## Challenge
Look through the listing and locate every line containing the word "Industries"; copy those lines.

(Figure data in JSON)
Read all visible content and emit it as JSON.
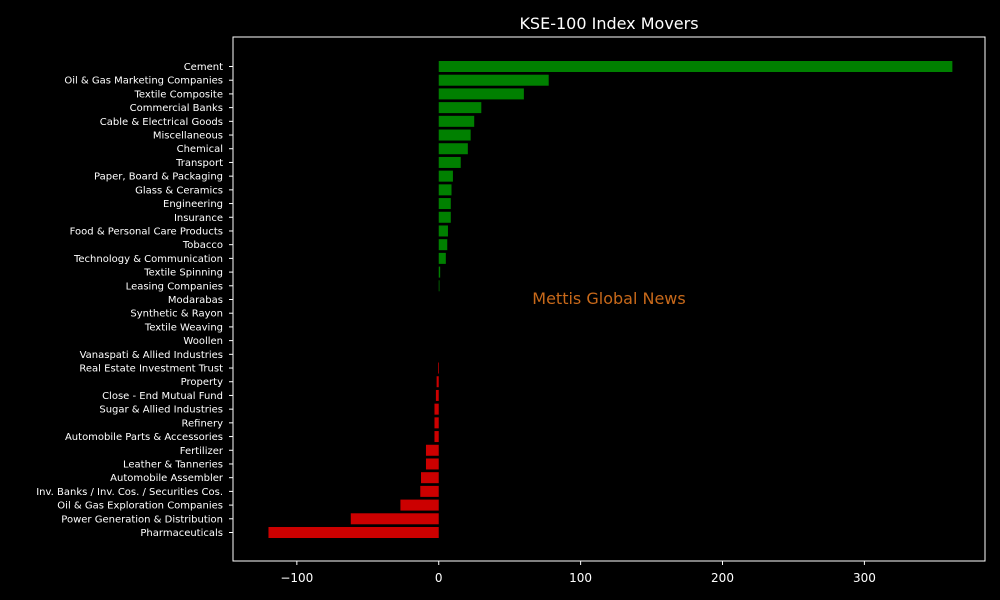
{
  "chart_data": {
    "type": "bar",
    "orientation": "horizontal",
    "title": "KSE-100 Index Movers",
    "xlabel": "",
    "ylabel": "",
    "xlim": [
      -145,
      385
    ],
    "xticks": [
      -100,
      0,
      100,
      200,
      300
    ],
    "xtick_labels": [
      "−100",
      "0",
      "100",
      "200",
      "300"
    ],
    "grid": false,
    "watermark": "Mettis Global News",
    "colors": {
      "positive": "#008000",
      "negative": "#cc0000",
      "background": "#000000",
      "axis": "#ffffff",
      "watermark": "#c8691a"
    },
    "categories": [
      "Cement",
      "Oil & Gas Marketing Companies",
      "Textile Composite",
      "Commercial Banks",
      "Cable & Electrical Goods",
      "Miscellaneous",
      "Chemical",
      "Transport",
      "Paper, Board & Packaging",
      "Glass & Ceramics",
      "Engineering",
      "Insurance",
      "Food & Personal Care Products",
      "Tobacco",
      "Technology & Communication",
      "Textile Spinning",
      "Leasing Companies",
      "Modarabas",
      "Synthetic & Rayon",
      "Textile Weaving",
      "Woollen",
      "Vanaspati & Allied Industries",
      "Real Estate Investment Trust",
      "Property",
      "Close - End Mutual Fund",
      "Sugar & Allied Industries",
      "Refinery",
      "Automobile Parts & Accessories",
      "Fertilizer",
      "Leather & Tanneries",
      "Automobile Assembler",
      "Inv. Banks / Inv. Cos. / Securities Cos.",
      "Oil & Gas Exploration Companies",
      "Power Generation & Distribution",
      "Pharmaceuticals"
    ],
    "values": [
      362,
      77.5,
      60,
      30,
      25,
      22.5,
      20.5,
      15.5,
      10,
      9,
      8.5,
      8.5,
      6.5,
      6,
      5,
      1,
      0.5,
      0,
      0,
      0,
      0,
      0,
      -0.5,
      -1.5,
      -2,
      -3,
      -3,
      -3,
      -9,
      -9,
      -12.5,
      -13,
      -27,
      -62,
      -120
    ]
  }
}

## Written answer
      "Vanaspati & Allied Industries",
      "Sugar & Allied Industries",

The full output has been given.